Dataset items
--------

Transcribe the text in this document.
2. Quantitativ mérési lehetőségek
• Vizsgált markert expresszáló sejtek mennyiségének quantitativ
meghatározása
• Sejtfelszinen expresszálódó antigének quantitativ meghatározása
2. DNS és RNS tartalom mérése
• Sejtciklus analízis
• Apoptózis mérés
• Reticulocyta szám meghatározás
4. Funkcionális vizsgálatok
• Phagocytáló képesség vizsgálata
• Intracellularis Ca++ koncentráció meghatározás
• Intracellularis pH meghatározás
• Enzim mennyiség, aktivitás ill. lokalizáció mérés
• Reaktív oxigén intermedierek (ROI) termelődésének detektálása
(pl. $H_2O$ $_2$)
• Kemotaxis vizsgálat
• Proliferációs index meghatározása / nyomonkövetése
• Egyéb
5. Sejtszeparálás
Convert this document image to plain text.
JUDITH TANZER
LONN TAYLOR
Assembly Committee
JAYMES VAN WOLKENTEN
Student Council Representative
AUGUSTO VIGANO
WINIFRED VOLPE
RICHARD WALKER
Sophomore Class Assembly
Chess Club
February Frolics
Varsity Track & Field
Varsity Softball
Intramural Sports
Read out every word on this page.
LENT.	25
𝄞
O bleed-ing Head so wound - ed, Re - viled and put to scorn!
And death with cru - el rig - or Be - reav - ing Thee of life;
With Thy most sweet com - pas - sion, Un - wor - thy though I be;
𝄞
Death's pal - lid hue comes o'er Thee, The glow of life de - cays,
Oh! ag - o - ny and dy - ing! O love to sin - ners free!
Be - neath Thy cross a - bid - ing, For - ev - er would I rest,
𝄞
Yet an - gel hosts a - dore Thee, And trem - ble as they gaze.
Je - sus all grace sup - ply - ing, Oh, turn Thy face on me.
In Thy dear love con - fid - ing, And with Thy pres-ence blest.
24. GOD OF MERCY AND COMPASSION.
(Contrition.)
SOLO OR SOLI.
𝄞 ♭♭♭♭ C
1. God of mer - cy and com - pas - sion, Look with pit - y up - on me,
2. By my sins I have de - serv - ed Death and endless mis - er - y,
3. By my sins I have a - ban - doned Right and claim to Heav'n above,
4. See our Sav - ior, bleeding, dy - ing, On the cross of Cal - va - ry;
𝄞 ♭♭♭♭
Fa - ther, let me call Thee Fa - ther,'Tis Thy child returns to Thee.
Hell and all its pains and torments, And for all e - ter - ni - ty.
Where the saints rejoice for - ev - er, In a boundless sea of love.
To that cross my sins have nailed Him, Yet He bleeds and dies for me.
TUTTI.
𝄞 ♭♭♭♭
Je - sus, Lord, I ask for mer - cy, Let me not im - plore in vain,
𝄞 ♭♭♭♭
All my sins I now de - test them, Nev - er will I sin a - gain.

--------

- Work to do:
From the entries above, pull out each line that includes "meghatározása".

- Output for this task:
meghatározása
• Sejtfelszinen expresszálódó antigének quantitativ meghatározása
• Proliferációs index meghatározása / nyomonkövetése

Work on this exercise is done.